EXERCISE GOAL:
Locate each line containing the string "ylabel" and copy it out.

DATA SHOWN:
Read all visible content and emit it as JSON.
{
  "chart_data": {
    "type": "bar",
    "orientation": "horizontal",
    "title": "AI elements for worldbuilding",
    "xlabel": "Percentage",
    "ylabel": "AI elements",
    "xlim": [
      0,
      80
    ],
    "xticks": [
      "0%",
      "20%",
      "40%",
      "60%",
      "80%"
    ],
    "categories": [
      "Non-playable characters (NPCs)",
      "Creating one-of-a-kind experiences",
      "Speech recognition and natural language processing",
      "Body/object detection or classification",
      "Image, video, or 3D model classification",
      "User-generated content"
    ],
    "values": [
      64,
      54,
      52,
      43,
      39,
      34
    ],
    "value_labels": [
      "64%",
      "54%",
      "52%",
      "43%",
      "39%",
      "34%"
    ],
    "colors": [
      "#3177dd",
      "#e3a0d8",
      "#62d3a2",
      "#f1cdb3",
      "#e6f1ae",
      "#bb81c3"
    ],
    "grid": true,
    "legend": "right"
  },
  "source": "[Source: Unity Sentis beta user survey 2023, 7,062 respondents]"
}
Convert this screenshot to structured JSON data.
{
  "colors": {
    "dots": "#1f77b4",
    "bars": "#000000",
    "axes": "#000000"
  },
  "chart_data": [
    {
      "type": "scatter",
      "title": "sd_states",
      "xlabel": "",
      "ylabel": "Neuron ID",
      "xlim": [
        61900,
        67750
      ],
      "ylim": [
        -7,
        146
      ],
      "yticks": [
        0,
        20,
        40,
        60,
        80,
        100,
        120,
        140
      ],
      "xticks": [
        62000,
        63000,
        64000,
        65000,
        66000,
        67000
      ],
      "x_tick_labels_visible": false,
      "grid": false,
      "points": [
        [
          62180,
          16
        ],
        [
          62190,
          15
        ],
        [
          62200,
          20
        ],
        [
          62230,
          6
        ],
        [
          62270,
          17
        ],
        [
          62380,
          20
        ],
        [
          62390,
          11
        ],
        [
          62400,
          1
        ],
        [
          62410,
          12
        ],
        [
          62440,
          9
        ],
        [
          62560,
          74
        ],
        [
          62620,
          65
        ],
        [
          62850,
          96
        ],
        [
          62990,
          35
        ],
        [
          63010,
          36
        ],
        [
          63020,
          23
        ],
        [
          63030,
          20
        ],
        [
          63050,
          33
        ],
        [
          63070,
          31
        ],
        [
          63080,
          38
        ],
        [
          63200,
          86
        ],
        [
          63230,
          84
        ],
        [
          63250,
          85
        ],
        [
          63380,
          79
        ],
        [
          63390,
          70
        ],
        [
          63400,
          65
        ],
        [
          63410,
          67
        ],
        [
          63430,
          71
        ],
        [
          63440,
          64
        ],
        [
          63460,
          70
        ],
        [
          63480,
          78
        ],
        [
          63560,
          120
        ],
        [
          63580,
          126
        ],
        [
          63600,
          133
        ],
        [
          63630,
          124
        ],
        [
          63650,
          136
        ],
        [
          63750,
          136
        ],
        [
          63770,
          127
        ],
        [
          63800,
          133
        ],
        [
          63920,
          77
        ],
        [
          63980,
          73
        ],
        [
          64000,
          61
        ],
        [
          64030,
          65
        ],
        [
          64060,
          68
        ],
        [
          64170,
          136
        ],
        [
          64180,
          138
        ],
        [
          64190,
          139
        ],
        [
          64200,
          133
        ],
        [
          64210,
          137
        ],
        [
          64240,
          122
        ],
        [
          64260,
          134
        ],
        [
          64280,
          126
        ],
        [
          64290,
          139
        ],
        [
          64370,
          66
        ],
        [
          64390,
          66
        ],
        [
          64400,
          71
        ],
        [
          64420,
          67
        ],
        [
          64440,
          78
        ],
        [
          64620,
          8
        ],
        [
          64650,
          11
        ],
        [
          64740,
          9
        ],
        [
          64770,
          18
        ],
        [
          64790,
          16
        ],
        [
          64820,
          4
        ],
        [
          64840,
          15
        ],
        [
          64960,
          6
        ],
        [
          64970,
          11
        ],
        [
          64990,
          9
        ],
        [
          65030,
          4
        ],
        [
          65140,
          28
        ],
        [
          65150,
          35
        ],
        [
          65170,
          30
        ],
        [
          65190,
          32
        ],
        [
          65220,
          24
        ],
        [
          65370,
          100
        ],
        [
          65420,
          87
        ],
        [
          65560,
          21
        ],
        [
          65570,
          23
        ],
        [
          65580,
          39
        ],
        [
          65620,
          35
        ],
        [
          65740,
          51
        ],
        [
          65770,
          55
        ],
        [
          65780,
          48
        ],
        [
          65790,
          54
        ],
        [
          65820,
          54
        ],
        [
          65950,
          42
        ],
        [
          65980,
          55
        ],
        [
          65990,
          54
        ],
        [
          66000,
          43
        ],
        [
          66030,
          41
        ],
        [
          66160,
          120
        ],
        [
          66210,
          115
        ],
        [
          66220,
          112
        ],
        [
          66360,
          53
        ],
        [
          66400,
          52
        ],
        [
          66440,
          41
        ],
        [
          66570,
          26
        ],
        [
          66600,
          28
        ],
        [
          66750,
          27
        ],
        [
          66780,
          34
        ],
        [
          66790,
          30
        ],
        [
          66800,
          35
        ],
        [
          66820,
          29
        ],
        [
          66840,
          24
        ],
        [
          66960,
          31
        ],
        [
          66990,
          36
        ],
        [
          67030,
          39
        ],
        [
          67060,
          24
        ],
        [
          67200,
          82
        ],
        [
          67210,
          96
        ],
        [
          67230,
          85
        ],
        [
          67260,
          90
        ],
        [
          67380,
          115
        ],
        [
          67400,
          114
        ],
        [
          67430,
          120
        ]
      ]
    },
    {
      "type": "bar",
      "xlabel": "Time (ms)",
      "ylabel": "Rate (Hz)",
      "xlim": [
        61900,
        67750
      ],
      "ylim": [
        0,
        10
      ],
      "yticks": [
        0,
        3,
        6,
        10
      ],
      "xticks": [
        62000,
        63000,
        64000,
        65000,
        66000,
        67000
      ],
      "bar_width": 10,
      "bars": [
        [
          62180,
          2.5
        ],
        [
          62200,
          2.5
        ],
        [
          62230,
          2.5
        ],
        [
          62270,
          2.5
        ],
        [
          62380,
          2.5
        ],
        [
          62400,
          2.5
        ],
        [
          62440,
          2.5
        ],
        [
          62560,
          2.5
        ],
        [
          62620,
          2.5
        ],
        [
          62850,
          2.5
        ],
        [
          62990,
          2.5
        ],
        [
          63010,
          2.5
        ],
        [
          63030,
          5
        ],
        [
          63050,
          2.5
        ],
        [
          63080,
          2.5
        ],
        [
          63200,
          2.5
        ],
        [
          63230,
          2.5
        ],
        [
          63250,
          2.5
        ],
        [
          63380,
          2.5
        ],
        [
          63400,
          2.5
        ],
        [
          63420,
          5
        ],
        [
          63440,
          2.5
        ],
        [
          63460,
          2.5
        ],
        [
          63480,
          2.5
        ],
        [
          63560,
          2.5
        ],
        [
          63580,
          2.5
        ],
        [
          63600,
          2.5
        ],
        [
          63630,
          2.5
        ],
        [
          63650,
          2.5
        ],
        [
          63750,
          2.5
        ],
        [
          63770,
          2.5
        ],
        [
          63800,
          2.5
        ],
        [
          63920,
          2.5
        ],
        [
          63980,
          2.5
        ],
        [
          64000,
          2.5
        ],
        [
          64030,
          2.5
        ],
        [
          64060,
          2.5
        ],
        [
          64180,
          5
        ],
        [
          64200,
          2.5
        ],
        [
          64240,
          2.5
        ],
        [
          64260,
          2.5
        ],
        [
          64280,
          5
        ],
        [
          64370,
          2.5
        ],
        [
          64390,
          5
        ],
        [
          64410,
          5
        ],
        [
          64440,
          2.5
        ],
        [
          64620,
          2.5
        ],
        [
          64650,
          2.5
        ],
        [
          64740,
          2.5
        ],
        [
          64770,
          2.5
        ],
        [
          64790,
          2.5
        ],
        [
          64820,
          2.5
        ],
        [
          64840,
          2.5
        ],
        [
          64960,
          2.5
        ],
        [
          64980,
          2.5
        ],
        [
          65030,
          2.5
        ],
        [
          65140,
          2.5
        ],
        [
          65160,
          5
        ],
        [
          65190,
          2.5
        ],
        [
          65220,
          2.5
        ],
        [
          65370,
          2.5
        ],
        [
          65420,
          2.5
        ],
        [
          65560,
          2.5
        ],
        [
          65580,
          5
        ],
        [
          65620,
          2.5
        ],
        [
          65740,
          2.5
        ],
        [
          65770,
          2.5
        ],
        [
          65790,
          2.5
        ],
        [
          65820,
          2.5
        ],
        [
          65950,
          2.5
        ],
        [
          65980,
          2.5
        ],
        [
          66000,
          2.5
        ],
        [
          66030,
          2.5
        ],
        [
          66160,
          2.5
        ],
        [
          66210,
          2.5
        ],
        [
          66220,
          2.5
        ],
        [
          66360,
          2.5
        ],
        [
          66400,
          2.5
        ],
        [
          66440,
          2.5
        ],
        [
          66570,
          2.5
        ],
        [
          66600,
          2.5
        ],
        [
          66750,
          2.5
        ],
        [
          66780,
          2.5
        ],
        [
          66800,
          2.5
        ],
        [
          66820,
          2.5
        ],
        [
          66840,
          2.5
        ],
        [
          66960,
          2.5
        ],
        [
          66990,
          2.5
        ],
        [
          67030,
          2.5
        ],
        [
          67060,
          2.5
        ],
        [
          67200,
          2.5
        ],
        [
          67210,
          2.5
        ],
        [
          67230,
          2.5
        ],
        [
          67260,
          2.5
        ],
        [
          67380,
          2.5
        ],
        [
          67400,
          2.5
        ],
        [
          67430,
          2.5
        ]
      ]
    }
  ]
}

ANSWER FOR THIS EXERCISE:
    "ylabel": "AI elements",
      "ylabel": "Neuron ID",
      "ylabel": "Rate (Hz)",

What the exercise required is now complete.